→ PROBLEM TO WORK ON: Track down each line that has the word "icon" and copy it.

→ RECORDS FOR THE TASK:

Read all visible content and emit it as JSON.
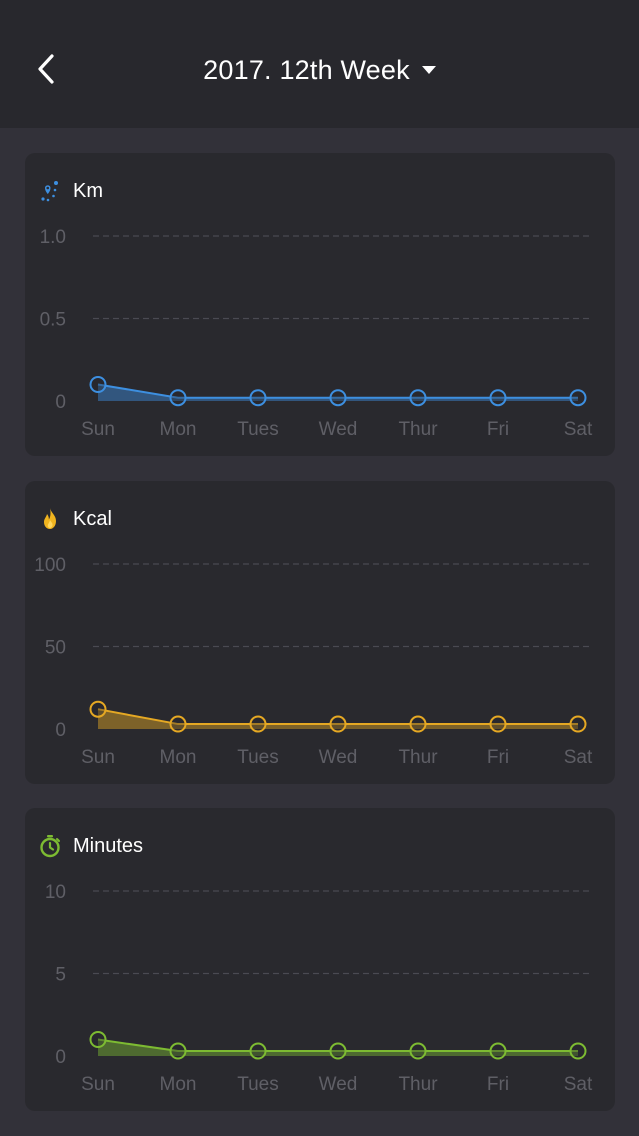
{
  "header": {
    "back_icon": "chevron-left-icon",
    "week_label": "2017. 12th Week",
    "dropdown_icon": "caret-down-icon"
  },
  "cards": [
    {
      "key": "km",
      "title": "Km",
      "icon": "route-pin-icon",
      "color": "#3d8fe0",
      "chart_data": {
        "type": "area",
        "categories": [
          "Sun",
          "Mon",
          "Tues",
          "Wed",
          "Thur",
          "Fri",
          "Sat"
        ],
        "y_ticks": [
          "1.0",
          "0.5",
          "0"
        ],
        "ylim": [
          0,
          1.0
        ],
        "series": [
          {
            "values": [
              0.1,
              0.02,
              0.02,
              0.02,
              0.02,
              0.02,
              0.02
            ]
          }
        ],
        "grid": true
      }
    },
    {
      "key": "kcal",
      "title": "Kcal",
      "icon": "flame-icon",
      "color": "#e5a823",
      "chart_data": {
        "type": "area",
        "categories": [
          "Sun",
          "Mon",
          "Tues",
          "Wed",
          "Thur",
          "Fri",
          "Sat"
        ],
        "y_ticks": [
          "100",
          "50",
          "0"
        ],
        "ylim": [
          0,
          100
        ],
        "series": [
          {
            "values": [
              12,
              3,
              3,
              3,
              3,
              3,
              3
            ]
          }
        ],
        "grid": true
      }
    },
    {
      "key": "minutes",
      "title": "Minutes",
      "icon": "stopwatch-icon",
      "color": "#7dbb32",
      "chart_data": {
        "type": "area",
        "categories": [
          "Sun",
          "Mon",
          "Tues",
          "Wed",
          "Thur",
          "Fri",
          "Sat"
        ],
        "y_ticks": [
          "10",
          "5",
          "0"
        ],
        "ylim": [
          0,
          10
        ],
        "series": [
          {
            "values": [
              1,
              0.3,
              0.3,
              0.3,
              0.3,
              0.3,
              0.3
            ]
          }
        ],
        "grid": true
      }
    }
  ]
}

→ PROBLEM SOLUTION:
    "back_icon": "chevron-left-icon",
    "dropdown_icon": "caret-down-icon"
      "icon": "route-pin-icon",
      "icon": "flame-icon",
      "icon": "stopwatch-icon",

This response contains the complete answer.